• _What you need to do_
Find and copy lines holding "name".

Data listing
----

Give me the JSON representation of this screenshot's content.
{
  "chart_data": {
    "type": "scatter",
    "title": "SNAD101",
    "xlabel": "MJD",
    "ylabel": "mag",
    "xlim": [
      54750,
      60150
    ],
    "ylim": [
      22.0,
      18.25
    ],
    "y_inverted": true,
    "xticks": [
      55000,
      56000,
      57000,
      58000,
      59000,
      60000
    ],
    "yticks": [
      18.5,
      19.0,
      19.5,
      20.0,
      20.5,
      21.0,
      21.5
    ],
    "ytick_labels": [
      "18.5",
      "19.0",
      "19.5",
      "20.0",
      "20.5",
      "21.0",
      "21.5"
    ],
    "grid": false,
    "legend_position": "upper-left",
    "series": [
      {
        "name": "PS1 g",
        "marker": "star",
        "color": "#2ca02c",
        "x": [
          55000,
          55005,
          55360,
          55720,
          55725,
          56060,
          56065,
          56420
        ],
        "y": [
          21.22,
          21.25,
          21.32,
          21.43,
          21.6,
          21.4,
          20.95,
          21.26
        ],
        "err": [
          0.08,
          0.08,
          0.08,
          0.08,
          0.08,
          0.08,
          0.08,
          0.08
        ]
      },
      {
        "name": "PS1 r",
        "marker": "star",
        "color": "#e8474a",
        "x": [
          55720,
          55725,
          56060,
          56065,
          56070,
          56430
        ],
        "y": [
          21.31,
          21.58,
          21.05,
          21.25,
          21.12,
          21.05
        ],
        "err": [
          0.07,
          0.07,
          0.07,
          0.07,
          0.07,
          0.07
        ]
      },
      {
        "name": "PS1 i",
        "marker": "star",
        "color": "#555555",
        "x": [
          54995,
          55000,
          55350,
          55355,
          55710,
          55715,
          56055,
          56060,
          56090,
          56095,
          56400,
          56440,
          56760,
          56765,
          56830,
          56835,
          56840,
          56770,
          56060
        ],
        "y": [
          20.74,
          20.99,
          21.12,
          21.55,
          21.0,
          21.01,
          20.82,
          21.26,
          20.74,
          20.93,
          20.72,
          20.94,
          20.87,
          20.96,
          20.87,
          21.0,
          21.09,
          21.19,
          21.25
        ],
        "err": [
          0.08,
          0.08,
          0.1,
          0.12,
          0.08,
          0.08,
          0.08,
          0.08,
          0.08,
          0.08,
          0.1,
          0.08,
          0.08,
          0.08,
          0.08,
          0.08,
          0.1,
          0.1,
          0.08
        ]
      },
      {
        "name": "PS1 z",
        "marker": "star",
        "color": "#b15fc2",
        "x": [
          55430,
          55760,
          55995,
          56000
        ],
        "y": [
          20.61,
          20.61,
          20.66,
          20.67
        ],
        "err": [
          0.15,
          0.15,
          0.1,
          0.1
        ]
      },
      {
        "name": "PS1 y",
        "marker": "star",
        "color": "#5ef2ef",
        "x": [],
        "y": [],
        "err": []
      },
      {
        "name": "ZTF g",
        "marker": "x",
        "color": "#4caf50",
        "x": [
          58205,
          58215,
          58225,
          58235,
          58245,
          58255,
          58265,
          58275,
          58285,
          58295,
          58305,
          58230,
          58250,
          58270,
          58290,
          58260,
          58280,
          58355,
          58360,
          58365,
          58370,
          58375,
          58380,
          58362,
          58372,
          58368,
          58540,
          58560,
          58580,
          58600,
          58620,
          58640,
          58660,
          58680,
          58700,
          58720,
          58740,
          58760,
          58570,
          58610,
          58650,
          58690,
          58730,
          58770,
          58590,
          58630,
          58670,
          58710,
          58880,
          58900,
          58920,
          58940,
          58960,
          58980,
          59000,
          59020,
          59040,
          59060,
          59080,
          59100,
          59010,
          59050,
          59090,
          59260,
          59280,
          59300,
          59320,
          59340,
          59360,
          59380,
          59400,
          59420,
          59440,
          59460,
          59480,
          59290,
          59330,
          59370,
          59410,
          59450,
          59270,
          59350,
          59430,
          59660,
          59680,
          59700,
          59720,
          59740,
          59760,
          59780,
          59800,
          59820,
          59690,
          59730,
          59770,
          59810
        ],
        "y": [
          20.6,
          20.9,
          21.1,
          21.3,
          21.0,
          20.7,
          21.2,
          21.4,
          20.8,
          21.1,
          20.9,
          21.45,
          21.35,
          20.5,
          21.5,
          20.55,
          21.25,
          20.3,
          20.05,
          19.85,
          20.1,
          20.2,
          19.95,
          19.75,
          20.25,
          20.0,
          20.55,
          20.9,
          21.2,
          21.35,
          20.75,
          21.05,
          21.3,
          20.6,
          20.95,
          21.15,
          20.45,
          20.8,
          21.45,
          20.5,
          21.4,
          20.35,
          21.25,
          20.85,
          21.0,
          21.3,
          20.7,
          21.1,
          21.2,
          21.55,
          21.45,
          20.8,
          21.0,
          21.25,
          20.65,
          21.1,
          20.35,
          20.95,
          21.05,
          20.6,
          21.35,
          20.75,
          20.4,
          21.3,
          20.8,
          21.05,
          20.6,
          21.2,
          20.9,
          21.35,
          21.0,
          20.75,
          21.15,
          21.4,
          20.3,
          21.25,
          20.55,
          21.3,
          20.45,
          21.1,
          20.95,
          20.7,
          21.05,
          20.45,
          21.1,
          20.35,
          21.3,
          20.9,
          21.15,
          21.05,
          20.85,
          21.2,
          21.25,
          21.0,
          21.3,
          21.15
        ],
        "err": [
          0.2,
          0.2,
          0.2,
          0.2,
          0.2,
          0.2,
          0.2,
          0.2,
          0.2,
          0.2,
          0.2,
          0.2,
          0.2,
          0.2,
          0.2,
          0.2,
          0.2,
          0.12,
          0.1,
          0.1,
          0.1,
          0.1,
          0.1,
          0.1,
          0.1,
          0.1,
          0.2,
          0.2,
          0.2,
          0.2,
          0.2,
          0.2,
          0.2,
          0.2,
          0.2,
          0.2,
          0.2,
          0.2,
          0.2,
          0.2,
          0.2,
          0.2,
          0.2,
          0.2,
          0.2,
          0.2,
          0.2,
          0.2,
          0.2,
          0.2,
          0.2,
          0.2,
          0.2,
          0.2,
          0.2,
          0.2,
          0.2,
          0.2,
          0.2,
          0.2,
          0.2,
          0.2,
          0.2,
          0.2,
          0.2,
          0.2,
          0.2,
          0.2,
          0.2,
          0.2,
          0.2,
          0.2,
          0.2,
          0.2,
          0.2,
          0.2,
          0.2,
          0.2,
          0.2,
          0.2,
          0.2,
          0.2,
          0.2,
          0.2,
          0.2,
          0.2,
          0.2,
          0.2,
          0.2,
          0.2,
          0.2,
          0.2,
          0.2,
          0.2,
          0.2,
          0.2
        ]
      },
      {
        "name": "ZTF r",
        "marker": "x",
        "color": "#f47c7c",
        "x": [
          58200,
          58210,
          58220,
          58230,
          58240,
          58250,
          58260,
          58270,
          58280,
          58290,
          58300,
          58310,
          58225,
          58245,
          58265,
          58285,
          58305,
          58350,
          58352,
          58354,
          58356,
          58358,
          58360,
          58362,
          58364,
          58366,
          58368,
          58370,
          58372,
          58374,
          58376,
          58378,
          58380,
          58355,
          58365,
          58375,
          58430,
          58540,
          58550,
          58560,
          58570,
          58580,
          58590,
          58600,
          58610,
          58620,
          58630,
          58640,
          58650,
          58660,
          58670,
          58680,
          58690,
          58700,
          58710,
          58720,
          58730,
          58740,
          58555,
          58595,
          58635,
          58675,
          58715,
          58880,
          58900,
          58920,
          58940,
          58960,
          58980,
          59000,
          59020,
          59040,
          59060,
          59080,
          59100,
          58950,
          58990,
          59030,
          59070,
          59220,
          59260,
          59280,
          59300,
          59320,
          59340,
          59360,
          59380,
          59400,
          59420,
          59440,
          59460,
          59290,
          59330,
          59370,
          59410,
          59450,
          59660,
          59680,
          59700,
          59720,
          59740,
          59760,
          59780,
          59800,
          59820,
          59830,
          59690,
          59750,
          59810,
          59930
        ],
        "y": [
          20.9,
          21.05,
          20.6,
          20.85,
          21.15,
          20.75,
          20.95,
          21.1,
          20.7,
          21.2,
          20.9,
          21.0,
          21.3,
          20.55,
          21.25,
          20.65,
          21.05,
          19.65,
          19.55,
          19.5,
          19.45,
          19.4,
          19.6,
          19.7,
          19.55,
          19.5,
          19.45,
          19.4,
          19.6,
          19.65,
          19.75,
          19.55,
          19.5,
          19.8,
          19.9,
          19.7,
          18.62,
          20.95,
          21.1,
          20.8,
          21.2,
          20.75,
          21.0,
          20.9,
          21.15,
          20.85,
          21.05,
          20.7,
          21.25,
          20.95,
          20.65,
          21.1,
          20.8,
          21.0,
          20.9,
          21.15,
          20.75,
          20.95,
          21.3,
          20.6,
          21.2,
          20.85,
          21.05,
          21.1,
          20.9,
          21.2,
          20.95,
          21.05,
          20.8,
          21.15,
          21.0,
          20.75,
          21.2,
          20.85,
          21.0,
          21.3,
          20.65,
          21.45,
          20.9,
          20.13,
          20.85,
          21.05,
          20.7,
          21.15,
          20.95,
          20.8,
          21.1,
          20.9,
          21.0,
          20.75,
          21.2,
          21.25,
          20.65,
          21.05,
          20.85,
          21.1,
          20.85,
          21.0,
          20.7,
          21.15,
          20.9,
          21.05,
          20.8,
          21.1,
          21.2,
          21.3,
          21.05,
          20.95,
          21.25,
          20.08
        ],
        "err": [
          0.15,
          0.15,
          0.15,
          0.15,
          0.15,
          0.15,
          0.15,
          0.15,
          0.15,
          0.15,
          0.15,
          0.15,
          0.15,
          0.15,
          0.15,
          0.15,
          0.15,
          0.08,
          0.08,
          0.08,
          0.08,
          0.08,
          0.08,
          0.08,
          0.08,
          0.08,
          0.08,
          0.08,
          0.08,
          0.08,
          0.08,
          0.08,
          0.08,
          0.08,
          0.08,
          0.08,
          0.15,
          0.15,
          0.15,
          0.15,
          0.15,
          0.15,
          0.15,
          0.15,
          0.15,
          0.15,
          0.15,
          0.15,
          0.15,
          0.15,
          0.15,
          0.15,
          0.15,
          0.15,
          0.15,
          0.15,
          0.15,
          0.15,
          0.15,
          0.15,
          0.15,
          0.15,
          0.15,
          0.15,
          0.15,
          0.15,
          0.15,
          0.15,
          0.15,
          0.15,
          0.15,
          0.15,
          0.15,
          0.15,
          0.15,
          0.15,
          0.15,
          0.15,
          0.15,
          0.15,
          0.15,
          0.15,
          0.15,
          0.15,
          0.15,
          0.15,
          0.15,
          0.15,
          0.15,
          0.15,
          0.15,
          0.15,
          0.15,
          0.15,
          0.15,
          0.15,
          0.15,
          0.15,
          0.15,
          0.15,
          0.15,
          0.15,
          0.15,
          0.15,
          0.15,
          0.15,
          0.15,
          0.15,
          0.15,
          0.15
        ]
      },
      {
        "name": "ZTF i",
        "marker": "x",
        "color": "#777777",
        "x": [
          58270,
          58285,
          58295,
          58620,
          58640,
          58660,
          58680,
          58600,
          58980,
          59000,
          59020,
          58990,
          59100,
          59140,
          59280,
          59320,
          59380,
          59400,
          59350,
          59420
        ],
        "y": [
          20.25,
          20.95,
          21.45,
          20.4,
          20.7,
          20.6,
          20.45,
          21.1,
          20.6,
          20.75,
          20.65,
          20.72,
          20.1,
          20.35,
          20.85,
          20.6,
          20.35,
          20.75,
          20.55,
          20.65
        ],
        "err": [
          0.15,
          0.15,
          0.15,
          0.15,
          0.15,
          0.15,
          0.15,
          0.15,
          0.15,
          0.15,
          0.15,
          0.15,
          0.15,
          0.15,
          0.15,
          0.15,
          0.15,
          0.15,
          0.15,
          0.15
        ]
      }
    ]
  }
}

----

• _Task output_
        "name": "PS1 g",
        "name": "PS1 r",
        "name": "PS1 i",
        "name": "PS1 z",
        "name": "PS1 y",
        "name": "ZTF g",
        "name": "ZTF r",
        "name": "ZTF i",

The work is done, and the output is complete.